■ REQUEST ■
Your task is to copy the listing exactly, with the pictures left out.

Stored data
::::
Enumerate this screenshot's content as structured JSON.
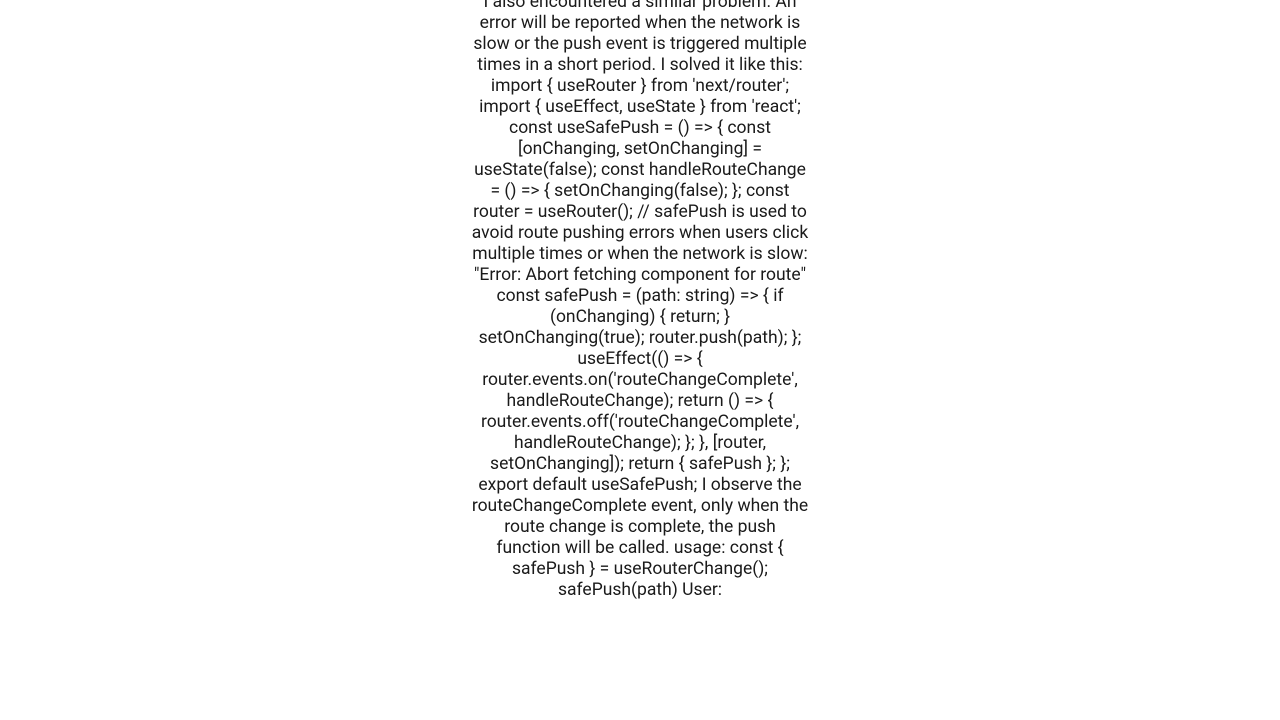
{
  "content": {
    "body": "I also encountered a similar problem. An error will be reported when the network is slow or the push event is triggered multiple times in a short period. I solved it like this: import { useRouter } from 'next/router'; import { useEffect, useState } from 'react';  const useSafePush = () => {   const [onChanging, setOnChanging] = useState(false);   const handleRouteChange = () => {     setOnChanging(false);   };   const router = useRouter();   // safePush is used to avoid route pushing errors when users click multiple times or when the network is slow:  \"Error: Abort fetching component for route\"   const safePush = (path: string) => {     if (onChanging) {       return;     }     setOnChanging(true);     router.push(path);   };    useEffect(() => {     router.events.on('routeChangeComplete', handleRouteChange);      return () => {       router.events.off('routeChangeComplete', handleRouteChange);     };   }, [router, setOnChanging]);   return { safePush }; };  export default useSafePush;  I observe the routeChangeComplete event, only when the route change is complete, the push function will be called. usage: const { safePush } = useRouterChange(); safePush(path)   User:"
  }
}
::::
■ SOLUTION FOR THIS EXERCISE ■
Enumerate this screenshot's content as structured JSON.
{
  "content": {
    "body": "I also encountered a similar problem. An error will be reported when the network is slow or the push event is triggered multiple times in a short period. I solved it like this: import { useRouter } from 'next/router'; import { useEffect, useState } from 'react';  const useSafePush = () => {   const [onChanging, setOnChanging] = useState(false);   const handleRouteChange = () => {     setOnChanging(false);   };   const router = useRouter();   // safePush is used to avoid route pushing errors when users click multiple times or when the network is slow:  \"Error: Abort fetching component for route\"   const safePush = (path: string) => {     if (onChanging) {       return;     }     setOnChanging(true);     router.push(path);   };    useEffect(() => {     router.events.on('routeChangeComplete', handleRouteChange);      return () => {       router.events.off('routeChangeComplete', handleRouteChange);     };   }, [router, setOnChanging]);   return { safePush }; };  export default useSafePush;  I observe the routeChangeComplete event, only when the route change is complete, the push function will be called. usage: const { safePush } = useRouterChange(); safePush(path)   User:"
  }
}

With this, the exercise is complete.